> Study questions:
1. In the Waterloo, London article, in which century was the area's marshland drained?
2. Reproduce everything in the Waterloo, London article from "Waterloo (/ˌwɔːtərˈluː/) is" down to "Marsh street name.".

> Excerpted passage:
┄┄┄┄┄┄
- Waterloo Location within Greater London
- OS grid reference: TQ311797
- • Charing Cross: 1 mi (1.6 km) W
- London borough: Lambeth;
- Ceremonial county: Greater London
- Region: London;
- Country: England
- Sovereign state: United Kingdom
- Post town: LONDON
- Postcode district: SE1
- Dialling code: 020
- Police: Metropolitan
- Fire: London
- Ambulance: London
- UK Parliament: Vauxhall and Camberwell Green;
- London Assembly: Lambeth and Southwark;

= Waterloo, London =

Waterloo (/ˌwɔːtərˈluː/) is a district in Central London, and part of the Waterloo and South Bank ward of the London Borough of Lambeth. It is situated 1 mi east of Charing Cross. The area is part of the We Are Waterloo business improvement district which includes The Cut and the Old Vic and Young Vic theatres. It includes some sections of the London Borough of Southwark.

==Marsh==
The area was marshland towards the northern tip of the ancient parish of Lambeth. It was known as Lambeth Marshe, but was drained in the 18th century and is remembered in the Lower Marsh street name.
┄┄┄┄┄┄
> Dataset content:
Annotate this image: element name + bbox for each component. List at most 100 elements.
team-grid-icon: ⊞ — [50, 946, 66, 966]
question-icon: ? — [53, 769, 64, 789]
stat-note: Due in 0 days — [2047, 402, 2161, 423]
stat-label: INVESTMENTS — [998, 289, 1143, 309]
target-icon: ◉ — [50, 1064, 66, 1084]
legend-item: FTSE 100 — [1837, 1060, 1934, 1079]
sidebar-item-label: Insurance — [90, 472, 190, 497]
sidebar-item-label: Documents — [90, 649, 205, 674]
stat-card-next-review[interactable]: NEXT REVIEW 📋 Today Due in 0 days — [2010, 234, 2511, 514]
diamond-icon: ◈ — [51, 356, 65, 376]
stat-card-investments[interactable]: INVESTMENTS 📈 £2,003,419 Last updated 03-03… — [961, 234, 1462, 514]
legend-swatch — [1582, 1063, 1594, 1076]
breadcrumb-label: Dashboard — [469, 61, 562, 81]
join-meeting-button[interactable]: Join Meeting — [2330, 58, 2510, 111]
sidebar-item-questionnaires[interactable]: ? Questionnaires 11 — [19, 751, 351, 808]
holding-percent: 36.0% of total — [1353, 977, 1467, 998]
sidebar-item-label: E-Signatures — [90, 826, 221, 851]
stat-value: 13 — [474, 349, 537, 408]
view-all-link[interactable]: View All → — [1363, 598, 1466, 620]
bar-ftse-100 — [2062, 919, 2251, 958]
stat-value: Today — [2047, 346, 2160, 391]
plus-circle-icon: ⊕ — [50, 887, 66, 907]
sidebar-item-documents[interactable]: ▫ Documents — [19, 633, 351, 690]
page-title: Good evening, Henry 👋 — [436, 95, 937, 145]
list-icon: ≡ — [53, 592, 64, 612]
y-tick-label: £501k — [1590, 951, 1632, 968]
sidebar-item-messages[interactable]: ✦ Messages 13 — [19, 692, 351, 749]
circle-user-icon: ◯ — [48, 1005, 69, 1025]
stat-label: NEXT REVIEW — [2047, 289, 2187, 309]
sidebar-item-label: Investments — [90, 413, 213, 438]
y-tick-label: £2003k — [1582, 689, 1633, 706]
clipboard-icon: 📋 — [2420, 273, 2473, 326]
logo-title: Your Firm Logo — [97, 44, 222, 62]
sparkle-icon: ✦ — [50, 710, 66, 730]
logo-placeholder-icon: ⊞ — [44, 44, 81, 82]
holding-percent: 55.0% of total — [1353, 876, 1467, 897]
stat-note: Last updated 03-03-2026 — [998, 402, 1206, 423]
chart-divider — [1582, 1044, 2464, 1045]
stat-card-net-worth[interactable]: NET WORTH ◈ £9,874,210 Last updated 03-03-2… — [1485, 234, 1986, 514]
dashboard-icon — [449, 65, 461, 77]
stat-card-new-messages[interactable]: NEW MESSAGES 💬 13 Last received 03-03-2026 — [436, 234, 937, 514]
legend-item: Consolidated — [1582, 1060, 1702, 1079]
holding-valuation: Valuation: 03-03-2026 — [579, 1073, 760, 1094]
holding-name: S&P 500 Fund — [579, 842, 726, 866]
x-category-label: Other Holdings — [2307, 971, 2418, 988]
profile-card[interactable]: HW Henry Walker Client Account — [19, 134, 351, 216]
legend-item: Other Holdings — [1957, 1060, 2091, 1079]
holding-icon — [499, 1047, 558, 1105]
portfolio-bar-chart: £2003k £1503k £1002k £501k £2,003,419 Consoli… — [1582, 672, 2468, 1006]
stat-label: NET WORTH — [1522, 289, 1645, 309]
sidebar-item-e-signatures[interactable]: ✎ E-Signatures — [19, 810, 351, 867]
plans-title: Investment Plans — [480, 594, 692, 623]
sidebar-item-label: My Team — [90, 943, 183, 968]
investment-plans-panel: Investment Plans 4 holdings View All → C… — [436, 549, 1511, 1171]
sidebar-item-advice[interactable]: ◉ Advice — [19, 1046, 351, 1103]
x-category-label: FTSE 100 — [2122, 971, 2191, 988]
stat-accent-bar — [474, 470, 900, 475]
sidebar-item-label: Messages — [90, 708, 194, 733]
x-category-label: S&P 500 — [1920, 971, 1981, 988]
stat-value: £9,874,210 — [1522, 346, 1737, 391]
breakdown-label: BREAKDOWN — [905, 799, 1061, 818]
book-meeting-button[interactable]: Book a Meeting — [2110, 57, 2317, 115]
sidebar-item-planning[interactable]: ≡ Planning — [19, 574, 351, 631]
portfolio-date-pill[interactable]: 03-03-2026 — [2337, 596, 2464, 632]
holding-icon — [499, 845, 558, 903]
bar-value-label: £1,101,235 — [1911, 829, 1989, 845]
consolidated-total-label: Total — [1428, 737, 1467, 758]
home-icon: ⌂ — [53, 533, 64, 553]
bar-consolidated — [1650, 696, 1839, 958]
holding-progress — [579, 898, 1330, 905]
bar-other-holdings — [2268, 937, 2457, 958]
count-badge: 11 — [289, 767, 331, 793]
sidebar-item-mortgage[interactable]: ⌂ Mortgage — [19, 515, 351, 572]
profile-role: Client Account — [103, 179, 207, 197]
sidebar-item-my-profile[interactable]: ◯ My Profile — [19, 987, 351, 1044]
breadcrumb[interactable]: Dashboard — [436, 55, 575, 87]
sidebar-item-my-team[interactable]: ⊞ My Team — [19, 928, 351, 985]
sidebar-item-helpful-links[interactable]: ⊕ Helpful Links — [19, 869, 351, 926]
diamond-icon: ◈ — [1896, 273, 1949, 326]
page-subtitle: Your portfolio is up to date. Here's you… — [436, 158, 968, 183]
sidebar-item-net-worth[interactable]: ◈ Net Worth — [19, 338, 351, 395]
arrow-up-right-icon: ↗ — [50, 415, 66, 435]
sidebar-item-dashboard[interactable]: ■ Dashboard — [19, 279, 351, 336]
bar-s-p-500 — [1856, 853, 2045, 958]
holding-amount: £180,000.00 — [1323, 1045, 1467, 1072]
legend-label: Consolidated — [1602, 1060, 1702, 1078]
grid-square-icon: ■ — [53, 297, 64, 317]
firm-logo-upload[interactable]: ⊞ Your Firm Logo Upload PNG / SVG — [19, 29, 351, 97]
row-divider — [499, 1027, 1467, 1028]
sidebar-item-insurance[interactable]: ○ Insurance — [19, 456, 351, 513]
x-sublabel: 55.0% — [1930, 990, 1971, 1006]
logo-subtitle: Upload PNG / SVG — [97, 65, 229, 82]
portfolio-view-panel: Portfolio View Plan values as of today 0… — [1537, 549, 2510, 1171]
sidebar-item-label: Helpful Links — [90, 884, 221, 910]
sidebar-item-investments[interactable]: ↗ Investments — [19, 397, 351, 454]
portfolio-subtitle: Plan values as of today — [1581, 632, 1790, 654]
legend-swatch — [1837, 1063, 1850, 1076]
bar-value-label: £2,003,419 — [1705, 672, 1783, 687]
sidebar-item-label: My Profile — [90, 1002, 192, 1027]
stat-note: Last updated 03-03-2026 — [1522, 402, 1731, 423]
┄┄┄┄┄┄
> Results for each task:
1. The 18th century.

2.
Waterloo (/ˌwɔːtərˈluː/) is a district in Central London, and part of the Waterloo and South Bank ward of the London Borough of Lambeth. It is situated 1 mi east of Charing Cross. The area is part of the We Are Waterloo business improvement district which includes The Cut and the Old Vic and Young Vic theatres. It includes some sections of the London Borough of Southwark.

==Marsh==
The area was marshland towards the northern tip of the ancient parish of Lambeth. It was known as Lambeth Marshe, but was drained in the 18th century and is remembered in the Lower Marsh street name.